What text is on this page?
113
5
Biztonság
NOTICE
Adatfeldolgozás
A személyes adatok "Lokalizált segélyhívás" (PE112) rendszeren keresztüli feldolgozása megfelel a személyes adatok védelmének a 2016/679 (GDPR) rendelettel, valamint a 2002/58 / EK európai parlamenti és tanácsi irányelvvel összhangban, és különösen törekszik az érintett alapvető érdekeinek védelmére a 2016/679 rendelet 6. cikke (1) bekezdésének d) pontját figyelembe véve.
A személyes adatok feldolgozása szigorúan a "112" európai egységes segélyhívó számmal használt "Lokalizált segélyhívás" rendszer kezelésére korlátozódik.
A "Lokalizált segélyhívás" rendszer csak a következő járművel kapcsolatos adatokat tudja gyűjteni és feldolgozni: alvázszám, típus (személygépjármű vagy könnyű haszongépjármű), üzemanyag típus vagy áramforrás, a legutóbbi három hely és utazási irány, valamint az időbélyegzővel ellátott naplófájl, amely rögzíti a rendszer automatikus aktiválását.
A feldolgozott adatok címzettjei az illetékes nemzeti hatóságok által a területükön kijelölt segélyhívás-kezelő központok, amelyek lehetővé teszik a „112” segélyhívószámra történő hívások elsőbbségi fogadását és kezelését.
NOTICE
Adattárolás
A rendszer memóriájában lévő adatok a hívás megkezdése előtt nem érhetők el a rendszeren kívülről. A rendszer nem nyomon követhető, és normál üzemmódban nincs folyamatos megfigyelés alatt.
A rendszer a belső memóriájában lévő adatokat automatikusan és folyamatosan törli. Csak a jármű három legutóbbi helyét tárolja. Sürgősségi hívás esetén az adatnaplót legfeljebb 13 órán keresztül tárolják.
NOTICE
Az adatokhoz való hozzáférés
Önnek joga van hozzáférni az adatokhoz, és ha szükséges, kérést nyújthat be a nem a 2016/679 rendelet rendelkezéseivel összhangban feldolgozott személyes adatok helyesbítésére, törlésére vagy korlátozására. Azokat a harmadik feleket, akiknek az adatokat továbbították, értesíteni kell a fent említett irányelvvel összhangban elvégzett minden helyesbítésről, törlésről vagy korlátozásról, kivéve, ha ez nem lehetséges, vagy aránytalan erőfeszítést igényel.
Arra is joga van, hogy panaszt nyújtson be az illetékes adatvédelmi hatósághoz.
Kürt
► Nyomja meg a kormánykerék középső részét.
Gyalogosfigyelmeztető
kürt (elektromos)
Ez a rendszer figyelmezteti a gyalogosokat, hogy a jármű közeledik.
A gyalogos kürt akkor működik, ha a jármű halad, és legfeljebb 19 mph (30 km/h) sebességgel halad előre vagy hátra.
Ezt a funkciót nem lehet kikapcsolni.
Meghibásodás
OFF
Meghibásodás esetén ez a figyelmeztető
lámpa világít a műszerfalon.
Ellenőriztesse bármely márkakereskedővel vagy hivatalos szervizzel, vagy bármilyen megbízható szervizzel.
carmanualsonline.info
#####
* _Directions for this task_:
Copy down the whole of the data above, matching it exactly.

* _Answer for the task_:
What text is on this page?
113
5
Biztonság
NOTICE
Adatfeldolgozás
A személyes adatok "Lokalizált segélyhívás" (PE112) rendszeren keresztüli feldolgozása megfelel a személyes adatok védelmének a 2016/679 (GDPR) rendelettel, valamint a 2002/58 / EK európai parlamenti és tanácsi irányelvvel összhangban, és különösen törekszik az érintett alapvető érdekeinek védelmére a 2016/679 rendelet 6. cikke (1) bekezdésének d) pontját figyelembe véve.
A személyes adatok feldolgozása szigorúan a "112" európai egységes segélyhívó számmal használt "Lokalizált segélyhívás" rendszer kezelésére korlátozódik.
A "Lokalizált segélyhívás" rendszer csak a következő járművel kapcsolatos adatokat tudja gyűjteni és feldolgozni: alvázszám, típus (személygépjármű vagy könnyű haszongépjármű), üzemanyag típus vagy áramforrás, a legutóbbi három hely és utazási irány, valamint az időbélyegzővel ellátott naplófájl, amely rögzíti a rendszer automatikus aktiválását.
A feldolgozott adatok címzettjei az illetékes nemzeti hatóságok által a területükön kijelölt segélyhívás-kezelő központok, amelyek lehetővé teszik a „112” segélyhívószámra történő hívások elsőbbségi fogadását és kezelését.
NOTICE
Adattárolás
A rendszer memóriájában lévő adatok a hívás megkezdése előtt nem érhetők el a rendszeren kívülről. A rendszer nem nyomon követhető, és normál üzemmódban nincs folyamatos megfigyelés alatt.
A rendszer a belső memóriájában lévő adatokat automatikusan és folyamatosan törli. Csak a jármű három legutóbbi helyét tárolja. Sürgősségi hívás esetén az adatnaplót legfeljebb 13 órán keresztül tárolják.
NOTICE
Az adatokhoz való hozzáférés
Önnek joga van hozzáférni az adatokhoz, és ha szükséges, kérést nyújthat be a nem a 2016/679 rendelet rendelkezéseivel összhangban feldolgozott személyes adatok helyesbítésére, törlésére vagy korlátozására. Azokat a harmadik feleket, akiknek az adatokat továbbították, értesíteni kell a fent említett irányelvvel összhangban elvégzett minden helyesbítésről, törlésről vagy korlátozásról, kivéve, ha ez nem lehetséges, vagy aránytalan erőfeszítést igényel.
Arra is joga van, hogy panaszt nyújtson be az illetékes adatvédelmi hatósághoz.
Kürt
► Nyomja meg a kormánykerék középső részét.
Gyalogosfigyelmeztető
kürt (elektromos)
Ez a rendszer figyelmezteti a gyalogosokat, hogy a jármű közeledik.
A gyalogos kürt akkor működik, ha a jármű halad, és legfeljebb 19 mph (30 km/h) sebességgel halad előre vagy hátra.
Ezt a funkciót nem lehet kikapcsolni.
Meghibásodás
OFF
Meghibásodás esetén ez a figyelmeztető
lámpa világít a műszerfalon.
Ellenőriztesse bármely márkakereskedővel vagy hivatalos szervizzel, vagy bármilyen megbízható szervizzel.
carmanualsonline.info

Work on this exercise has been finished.